Work required:
In the records that follow, show each line where the word "this" is present.

Task inputs:
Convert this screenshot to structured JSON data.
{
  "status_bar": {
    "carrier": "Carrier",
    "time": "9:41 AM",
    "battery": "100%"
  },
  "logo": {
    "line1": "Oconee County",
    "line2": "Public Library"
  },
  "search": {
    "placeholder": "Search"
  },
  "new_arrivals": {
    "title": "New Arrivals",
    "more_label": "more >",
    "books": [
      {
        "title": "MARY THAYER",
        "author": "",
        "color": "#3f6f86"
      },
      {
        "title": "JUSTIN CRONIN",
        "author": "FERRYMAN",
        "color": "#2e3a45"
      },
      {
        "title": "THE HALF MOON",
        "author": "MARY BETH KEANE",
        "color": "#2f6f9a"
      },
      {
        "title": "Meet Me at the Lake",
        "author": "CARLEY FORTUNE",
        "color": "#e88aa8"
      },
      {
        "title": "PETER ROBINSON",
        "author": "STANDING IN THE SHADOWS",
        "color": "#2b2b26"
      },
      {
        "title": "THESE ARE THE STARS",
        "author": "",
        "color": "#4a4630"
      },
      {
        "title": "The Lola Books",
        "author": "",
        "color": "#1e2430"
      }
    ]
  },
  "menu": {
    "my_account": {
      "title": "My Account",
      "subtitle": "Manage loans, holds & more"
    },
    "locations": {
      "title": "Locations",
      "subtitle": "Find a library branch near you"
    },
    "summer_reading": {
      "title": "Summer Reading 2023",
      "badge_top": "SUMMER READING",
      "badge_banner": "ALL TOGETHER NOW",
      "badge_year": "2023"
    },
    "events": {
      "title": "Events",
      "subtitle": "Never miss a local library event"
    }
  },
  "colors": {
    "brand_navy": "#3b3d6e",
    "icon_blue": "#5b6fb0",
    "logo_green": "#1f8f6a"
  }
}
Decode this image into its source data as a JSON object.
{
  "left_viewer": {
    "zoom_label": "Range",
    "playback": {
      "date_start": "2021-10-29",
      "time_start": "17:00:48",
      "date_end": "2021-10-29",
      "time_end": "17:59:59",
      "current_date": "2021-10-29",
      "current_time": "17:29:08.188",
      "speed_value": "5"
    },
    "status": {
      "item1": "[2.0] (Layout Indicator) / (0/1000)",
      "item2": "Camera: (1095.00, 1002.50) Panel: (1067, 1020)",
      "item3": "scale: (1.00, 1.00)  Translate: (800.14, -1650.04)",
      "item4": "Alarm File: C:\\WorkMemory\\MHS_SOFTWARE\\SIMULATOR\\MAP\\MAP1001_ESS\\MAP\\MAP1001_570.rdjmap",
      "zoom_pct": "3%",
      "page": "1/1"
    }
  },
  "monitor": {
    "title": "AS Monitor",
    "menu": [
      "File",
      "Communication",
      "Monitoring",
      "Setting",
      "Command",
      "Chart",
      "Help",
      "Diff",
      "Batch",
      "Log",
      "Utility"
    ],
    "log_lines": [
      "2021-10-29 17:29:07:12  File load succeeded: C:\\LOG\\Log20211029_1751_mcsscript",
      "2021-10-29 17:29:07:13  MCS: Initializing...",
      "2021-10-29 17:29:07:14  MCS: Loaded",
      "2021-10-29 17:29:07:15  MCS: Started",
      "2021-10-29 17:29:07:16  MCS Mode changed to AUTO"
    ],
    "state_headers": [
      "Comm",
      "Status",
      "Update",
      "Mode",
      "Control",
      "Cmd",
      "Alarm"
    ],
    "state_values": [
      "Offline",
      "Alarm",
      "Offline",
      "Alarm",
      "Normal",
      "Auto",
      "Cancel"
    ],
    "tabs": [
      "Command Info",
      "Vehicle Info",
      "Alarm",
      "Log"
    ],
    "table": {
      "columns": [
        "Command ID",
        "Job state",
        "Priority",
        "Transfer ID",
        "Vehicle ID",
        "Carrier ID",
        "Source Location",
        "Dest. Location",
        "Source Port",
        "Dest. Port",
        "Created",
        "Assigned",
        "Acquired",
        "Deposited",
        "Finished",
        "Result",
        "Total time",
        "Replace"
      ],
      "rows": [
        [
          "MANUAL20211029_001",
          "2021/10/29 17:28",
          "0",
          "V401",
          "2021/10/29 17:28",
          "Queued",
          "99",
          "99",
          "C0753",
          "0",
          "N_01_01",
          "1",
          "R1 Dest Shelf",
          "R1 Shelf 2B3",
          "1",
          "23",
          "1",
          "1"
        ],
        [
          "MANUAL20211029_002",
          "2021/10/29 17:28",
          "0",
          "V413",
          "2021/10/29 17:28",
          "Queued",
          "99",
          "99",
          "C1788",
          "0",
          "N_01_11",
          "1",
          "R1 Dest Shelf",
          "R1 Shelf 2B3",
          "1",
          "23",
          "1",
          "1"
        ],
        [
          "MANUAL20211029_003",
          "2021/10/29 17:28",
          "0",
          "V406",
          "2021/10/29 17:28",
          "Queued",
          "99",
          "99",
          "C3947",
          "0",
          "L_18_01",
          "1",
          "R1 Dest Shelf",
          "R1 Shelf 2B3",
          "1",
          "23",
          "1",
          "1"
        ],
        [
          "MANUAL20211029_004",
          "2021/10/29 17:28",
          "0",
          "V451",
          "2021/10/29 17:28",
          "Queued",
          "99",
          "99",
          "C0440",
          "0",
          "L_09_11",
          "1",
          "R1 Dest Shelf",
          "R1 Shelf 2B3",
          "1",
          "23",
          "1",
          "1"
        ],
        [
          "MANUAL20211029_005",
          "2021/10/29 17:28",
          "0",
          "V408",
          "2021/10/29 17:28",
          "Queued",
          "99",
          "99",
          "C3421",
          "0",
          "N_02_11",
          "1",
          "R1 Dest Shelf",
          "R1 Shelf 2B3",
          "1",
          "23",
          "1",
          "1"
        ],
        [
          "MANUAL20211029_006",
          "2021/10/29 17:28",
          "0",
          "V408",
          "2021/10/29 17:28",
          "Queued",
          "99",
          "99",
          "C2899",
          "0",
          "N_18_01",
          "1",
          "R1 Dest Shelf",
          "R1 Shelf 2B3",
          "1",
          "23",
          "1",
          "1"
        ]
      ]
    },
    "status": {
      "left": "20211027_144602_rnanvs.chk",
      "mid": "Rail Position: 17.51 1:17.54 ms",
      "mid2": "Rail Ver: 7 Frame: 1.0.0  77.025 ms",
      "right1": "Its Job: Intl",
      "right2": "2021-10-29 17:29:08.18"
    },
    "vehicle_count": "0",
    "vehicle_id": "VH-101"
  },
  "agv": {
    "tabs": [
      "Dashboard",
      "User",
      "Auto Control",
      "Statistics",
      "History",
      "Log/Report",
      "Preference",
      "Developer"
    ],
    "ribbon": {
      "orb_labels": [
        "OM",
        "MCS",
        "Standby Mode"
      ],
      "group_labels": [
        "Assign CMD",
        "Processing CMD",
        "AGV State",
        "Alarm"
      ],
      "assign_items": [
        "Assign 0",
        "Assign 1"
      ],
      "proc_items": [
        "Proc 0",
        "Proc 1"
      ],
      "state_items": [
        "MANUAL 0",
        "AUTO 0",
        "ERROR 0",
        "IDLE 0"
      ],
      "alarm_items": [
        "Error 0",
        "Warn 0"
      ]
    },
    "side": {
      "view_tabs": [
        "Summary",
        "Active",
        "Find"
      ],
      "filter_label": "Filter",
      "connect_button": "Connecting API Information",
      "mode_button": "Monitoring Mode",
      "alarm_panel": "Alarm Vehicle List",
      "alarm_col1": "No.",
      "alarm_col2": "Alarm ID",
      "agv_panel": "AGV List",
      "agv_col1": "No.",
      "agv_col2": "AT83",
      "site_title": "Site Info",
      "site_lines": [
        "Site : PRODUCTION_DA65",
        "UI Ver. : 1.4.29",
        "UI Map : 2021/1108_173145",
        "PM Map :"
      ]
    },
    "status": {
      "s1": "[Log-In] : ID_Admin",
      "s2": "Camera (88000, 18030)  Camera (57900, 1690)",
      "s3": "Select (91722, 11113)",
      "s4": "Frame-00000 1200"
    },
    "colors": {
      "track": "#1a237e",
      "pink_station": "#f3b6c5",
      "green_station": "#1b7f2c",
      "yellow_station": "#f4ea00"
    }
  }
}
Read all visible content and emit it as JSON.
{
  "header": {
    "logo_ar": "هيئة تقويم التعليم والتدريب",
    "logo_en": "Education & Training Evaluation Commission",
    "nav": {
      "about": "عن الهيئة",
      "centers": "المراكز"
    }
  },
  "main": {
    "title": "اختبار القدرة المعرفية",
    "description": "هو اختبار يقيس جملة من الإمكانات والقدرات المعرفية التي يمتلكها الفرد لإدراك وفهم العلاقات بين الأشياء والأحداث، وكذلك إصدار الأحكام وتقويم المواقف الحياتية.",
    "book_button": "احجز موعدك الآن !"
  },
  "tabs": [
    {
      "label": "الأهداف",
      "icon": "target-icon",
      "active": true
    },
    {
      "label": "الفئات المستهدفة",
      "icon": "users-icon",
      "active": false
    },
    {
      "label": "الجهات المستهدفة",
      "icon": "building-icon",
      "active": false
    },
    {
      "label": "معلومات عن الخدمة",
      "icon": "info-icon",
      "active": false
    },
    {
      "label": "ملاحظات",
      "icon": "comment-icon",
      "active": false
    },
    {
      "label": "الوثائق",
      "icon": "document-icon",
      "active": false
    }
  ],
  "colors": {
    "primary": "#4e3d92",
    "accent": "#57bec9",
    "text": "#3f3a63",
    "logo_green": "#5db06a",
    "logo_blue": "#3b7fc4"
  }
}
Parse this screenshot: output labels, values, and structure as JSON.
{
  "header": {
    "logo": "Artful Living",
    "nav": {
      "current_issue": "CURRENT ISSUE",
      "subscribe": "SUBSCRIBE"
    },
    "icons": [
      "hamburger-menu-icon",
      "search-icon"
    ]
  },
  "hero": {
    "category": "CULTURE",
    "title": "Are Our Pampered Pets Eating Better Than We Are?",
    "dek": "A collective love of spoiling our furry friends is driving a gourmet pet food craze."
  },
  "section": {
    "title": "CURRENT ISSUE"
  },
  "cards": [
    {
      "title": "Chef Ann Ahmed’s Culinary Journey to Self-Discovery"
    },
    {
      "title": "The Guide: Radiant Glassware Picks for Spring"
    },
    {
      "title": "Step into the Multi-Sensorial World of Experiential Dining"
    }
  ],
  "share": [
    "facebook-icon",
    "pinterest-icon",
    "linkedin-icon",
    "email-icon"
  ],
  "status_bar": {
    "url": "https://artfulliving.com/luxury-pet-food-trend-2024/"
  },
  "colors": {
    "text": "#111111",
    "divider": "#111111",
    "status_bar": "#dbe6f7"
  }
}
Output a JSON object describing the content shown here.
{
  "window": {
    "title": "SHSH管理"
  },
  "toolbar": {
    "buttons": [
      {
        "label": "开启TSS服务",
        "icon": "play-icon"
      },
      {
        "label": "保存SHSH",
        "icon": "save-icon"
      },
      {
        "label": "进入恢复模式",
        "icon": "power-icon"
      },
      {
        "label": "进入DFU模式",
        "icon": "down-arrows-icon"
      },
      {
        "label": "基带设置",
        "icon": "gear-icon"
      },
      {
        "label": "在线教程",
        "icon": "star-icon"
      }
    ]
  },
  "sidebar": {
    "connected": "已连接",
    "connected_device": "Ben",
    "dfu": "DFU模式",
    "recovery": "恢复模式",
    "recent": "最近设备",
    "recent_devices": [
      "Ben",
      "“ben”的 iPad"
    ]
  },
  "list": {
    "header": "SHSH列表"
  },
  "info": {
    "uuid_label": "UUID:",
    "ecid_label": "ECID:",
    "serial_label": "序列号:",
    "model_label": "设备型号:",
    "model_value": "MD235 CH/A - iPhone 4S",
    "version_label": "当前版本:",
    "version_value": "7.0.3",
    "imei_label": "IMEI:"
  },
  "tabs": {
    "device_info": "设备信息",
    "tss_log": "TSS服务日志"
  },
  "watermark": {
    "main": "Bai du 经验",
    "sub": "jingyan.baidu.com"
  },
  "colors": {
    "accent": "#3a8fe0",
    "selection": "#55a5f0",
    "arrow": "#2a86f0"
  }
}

Exercise answer:
Convert this screenshot to structured JSON data.
Decode this image into its source data as a JSON object.
Parse this screenshot: output labels, values, and structure as JSON.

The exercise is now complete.